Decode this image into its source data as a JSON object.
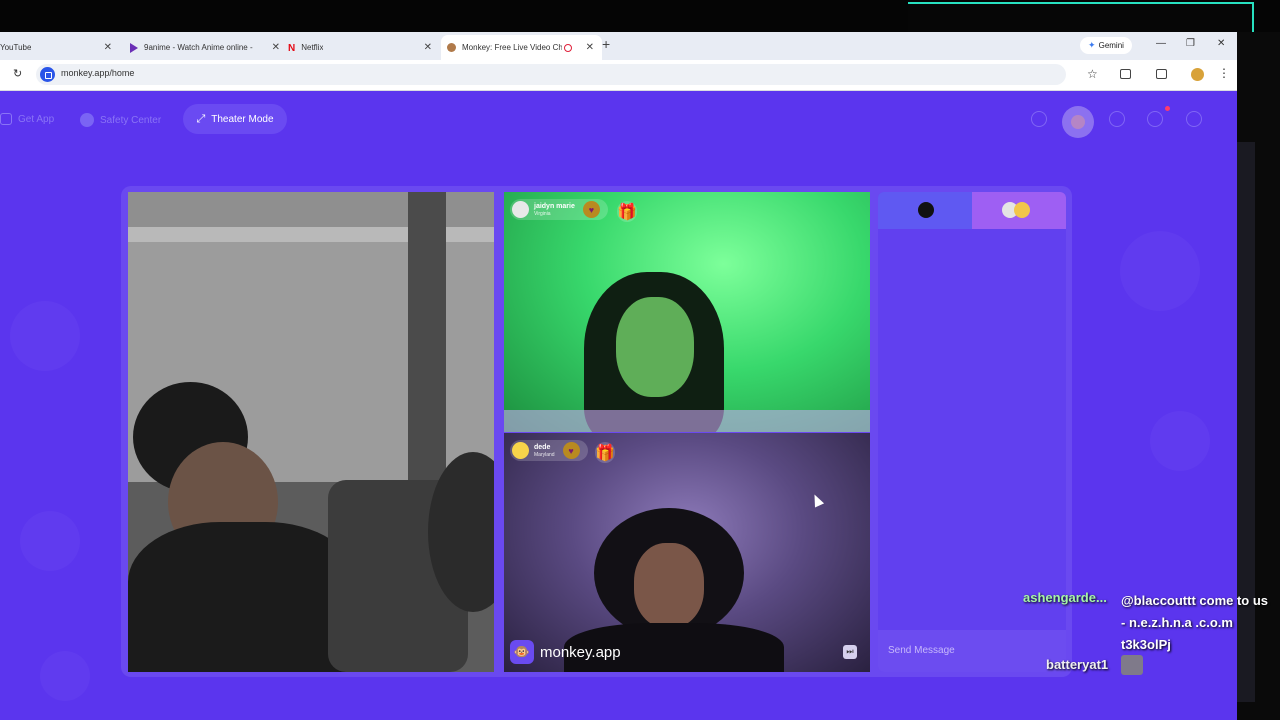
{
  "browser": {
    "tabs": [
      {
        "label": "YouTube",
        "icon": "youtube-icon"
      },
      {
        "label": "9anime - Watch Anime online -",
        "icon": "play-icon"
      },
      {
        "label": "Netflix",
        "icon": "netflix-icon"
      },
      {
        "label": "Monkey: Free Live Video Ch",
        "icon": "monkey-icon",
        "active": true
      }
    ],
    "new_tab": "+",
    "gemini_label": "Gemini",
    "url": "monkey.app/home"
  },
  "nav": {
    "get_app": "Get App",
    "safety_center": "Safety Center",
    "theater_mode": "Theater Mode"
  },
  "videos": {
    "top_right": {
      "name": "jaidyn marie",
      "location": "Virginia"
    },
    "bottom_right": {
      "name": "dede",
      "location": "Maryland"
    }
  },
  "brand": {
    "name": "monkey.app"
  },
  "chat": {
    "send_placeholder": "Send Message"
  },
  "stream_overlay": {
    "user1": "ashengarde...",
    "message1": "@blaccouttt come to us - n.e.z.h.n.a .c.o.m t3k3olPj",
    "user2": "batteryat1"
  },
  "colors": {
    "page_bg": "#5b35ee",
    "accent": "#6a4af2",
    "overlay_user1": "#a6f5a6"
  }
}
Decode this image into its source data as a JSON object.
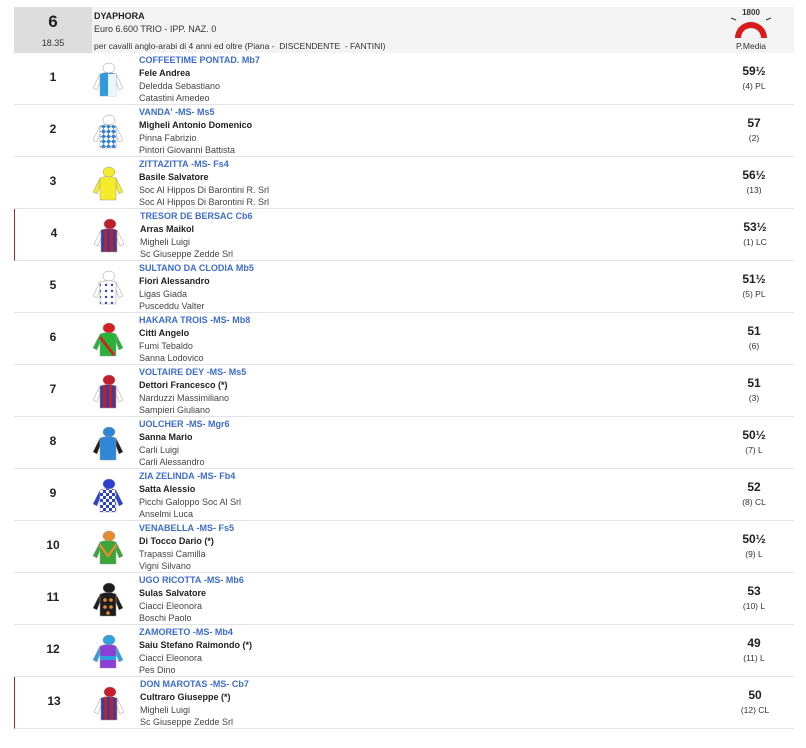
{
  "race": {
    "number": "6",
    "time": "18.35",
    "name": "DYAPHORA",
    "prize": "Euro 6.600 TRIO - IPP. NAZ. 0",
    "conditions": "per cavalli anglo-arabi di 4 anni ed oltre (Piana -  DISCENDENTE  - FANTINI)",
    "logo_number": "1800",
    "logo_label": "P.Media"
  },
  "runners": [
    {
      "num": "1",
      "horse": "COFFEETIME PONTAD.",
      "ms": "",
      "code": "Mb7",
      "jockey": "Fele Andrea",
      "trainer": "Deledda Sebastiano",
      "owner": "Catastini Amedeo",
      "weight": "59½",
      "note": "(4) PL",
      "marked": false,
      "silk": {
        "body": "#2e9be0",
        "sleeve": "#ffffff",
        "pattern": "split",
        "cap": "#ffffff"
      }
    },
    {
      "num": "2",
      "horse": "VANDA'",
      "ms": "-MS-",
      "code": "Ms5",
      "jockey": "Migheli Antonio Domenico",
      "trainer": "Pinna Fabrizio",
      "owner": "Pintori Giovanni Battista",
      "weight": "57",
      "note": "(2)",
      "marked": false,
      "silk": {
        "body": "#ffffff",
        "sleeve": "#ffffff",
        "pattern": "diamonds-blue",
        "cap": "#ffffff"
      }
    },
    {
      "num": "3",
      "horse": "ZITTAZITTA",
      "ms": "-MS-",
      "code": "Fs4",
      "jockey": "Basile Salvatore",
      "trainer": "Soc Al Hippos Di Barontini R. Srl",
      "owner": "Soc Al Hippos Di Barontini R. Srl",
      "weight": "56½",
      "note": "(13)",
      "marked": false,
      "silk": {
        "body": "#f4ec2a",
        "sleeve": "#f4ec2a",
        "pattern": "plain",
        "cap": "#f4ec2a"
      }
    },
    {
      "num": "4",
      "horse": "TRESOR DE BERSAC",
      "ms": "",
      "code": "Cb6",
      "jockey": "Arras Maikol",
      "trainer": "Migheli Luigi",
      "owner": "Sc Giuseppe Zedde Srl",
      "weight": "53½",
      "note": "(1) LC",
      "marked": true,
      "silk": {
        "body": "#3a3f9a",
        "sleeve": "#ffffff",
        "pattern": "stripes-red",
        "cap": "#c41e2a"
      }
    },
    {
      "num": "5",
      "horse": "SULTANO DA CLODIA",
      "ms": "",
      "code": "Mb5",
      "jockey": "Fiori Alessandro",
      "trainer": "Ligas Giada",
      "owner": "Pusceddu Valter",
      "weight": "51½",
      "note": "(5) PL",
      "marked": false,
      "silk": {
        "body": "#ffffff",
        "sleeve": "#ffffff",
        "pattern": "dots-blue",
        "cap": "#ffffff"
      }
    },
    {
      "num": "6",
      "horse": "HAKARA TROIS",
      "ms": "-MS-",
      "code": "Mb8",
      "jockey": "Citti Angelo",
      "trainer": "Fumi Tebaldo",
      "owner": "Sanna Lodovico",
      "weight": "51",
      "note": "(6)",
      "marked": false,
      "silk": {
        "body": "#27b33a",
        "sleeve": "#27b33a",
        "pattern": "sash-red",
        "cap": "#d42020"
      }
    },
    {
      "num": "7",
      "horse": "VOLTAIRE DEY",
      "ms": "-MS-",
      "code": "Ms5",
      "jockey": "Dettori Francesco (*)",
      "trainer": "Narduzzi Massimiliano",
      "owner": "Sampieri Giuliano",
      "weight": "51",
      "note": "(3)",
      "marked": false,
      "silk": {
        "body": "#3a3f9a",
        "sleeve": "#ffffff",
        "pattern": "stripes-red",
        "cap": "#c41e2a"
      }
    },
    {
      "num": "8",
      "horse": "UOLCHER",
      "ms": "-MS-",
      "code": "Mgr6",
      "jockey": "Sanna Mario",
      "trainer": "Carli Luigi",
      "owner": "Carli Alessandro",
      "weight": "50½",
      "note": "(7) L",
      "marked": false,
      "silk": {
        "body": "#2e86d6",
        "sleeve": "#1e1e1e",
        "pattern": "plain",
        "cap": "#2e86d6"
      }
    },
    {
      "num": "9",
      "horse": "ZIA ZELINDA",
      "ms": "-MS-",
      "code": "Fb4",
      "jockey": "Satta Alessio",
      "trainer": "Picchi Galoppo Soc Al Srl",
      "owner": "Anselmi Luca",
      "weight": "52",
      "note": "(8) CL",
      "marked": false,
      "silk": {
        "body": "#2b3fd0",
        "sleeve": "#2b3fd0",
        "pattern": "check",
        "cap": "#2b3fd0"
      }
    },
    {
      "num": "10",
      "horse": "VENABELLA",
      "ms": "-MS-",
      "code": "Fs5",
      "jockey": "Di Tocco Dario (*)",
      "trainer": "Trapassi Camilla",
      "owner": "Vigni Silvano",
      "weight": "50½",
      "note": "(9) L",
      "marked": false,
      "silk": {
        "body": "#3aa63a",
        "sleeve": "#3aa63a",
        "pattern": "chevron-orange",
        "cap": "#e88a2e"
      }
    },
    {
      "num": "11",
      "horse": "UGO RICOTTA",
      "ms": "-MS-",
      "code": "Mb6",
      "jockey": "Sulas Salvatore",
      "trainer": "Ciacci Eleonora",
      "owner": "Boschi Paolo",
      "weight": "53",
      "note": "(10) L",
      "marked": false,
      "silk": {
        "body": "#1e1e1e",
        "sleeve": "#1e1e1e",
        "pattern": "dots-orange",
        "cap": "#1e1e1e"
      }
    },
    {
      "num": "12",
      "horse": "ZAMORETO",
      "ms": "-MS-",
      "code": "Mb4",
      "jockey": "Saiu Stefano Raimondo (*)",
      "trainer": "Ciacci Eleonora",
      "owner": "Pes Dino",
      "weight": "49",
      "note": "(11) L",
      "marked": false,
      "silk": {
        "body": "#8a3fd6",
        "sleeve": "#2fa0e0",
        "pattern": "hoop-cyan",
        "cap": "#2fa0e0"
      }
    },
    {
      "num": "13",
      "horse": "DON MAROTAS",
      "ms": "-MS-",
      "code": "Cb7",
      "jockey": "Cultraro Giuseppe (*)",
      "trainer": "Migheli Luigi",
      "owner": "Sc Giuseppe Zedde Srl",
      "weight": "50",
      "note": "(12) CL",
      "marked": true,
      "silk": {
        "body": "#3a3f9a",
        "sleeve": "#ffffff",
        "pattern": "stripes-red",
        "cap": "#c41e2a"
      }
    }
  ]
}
+ + +
**EXERCISE AIM**
Pick out the lines above that hold the string "Carli" and show them.

**WRITTEN SOLUTION**
      "trainer": "Carli Luigi",
      "owner": "Carli Alessandro",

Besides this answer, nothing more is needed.